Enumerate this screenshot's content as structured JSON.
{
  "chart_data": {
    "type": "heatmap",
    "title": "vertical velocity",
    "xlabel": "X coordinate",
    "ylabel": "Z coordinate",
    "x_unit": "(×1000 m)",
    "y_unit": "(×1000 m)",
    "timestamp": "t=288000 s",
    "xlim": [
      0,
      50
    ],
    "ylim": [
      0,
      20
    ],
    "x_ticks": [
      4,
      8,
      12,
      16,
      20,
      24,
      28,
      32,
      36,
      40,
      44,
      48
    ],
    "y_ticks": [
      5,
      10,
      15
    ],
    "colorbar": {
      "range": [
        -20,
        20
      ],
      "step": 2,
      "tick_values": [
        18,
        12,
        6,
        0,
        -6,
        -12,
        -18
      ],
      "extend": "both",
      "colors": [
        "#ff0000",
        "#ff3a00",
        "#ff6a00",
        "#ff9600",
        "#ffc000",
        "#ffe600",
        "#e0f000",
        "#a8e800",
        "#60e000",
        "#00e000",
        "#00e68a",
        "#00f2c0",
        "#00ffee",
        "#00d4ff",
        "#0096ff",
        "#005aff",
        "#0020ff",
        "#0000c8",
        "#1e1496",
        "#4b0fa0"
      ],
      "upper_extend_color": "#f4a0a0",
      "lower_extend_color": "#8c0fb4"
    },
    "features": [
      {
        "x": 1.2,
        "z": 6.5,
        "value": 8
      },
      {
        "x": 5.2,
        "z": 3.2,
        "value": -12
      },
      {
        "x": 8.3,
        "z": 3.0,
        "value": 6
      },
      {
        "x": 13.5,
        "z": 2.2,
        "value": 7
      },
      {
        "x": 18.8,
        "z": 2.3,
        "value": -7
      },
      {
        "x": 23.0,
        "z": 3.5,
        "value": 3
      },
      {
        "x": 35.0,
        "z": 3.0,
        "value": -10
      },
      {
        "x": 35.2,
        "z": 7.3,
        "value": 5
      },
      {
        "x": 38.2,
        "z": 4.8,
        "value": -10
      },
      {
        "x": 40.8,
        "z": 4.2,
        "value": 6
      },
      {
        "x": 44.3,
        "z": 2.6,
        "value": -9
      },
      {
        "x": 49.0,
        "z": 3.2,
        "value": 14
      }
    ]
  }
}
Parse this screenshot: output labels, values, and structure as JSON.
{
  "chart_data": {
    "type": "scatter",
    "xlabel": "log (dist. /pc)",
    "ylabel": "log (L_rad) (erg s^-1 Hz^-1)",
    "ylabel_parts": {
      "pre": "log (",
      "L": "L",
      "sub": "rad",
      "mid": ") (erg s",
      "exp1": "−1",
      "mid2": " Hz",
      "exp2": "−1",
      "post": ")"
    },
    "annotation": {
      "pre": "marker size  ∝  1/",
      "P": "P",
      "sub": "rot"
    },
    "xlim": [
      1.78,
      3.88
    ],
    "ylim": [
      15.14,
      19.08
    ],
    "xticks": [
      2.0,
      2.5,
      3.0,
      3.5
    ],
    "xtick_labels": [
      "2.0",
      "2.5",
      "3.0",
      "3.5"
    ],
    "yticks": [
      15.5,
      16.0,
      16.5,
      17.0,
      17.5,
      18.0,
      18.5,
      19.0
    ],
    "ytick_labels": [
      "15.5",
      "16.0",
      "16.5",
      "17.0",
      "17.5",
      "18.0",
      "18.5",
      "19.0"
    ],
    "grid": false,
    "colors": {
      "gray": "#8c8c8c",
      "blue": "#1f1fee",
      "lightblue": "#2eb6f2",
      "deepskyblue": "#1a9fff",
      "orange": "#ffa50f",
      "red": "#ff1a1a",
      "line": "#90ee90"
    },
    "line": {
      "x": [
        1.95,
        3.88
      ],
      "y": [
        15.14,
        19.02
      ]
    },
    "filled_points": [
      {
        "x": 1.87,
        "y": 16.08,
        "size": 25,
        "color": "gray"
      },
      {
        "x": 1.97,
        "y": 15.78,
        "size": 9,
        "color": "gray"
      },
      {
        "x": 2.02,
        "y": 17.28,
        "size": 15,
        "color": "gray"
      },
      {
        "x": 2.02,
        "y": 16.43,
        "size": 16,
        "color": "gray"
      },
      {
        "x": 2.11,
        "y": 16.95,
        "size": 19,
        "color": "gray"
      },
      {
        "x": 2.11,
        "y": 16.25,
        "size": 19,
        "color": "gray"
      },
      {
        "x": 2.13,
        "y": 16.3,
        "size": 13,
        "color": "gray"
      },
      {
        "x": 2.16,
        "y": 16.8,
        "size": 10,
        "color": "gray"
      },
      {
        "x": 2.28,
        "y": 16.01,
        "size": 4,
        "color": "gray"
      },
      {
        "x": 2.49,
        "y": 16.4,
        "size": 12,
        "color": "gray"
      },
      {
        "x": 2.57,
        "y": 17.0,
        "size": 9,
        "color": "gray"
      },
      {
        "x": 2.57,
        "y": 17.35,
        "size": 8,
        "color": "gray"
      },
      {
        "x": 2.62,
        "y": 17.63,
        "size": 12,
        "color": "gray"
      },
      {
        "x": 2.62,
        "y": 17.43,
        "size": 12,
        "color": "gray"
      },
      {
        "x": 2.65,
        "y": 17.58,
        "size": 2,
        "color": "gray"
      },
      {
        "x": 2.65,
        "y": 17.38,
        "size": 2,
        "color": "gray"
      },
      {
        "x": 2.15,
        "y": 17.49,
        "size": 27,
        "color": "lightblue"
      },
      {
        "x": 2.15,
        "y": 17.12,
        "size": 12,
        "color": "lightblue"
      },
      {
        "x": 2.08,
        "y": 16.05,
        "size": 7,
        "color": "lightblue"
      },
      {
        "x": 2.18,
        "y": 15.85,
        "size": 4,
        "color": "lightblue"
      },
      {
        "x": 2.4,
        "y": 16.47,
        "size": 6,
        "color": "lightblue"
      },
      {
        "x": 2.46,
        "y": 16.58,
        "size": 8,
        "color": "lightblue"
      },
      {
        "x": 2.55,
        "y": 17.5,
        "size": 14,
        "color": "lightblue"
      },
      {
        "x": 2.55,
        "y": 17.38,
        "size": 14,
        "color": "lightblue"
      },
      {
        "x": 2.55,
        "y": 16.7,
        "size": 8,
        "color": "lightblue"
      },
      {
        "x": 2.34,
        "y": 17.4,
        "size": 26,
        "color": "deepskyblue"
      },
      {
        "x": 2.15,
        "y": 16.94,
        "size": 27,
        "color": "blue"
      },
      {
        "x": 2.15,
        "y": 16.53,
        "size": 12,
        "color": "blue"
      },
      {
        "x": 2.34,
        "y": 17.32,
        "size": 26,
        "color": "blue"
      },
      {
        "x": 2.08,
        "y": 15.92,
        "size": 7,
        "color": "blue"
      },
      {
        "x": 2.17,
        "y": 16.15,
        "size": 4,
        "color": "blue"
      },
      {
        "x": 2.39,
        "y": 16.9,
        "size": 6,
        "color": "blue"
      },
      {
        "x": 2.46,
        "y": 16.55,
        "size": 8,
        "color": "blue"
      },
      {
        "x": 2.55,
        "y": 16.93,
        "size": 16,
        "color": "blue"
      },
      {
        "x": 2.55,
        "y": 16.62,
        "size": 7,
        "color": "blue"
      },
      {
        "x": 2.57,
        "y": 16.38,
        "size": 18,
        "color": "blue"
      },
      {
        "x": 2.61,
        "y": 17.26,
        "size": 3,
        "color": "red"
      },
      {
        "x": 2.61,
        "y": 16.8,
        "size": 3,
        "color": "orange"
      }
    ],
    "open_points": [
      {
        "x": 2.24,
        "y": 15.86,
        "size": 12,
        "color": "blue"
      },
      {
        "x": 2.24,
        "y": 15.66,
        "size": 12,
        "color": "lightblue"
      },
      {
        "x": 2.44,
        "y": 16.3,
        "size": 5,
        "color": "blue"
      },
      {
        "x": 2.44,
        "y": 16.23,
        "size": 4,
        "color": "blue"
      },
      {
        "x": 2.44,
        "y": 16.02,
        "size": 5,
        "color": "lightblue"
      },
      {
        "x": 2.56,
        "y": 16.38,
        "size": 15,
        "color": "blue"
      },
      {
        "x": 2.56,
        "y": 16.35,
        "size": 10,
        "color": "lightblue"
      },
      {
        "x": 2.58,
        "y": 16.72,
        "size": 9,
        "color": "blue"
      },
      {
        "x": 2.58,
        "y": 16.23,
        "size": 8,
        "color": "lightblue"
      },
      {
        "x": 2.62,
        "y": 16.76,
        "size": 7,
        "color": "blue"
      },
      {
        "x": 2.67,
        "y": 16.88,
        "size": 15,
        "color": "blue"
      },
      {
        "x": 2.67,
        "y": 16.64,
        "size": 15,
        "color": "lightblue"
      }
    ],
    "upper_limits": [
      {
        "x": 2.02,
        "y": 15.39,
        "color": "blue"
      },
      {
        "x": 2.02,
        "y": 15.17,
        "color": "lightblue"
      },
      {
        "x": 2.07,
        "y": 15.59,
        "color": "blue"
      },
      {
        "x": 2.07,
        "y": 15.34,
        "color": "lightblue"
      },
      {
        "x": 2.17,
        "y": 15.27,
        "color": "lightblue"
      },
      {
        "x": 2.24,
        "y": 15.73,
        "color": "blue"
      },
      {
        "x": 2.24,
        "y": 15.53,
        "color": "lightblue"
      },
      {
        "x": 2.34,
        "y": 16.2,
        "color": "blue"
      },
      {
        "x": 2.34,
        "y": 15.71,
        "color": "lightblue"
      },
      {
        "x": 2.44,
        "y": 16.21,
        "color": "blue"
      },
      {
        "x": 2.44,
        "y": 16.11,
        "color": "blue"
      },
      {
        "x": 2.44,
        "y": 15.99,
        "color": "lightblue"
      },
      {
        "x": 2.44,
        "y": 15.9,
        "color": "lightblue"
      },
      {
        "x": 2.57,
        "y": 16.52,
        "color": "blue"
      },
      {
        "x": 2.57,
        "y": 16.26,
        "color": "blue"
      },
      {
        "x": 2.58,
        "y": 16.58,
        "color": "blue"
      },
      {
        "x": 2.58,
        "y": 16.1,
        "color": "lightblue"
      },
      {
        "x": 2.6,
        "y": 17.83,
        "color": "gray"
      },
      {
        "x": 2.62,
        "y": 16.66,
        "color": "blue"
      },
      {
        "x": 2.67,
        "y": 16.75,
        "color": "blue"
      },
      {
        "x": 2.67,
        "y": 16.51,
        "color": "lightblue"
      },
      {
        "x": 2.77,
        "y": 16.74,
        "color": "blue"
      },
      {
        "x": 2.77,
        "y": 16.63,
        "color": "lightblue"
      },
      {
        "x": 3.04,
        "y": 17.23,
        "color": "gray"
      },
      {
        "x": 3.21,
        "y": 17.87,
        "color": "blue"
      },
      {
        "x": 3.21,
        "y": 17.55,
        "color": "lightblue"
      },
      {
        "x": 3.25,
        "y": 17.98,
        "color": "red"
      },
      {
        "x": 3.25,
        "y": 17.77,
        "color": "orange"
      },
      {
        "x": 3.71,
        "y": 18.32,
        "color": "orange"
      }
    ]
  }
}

----------------

▶ [Work instructions] Copy each line from the records above that includes the string "xlabel".

▶ [Answer in full]
    "xlabel": "X coordinate",
    "xlabel": "log (dist. /pc)",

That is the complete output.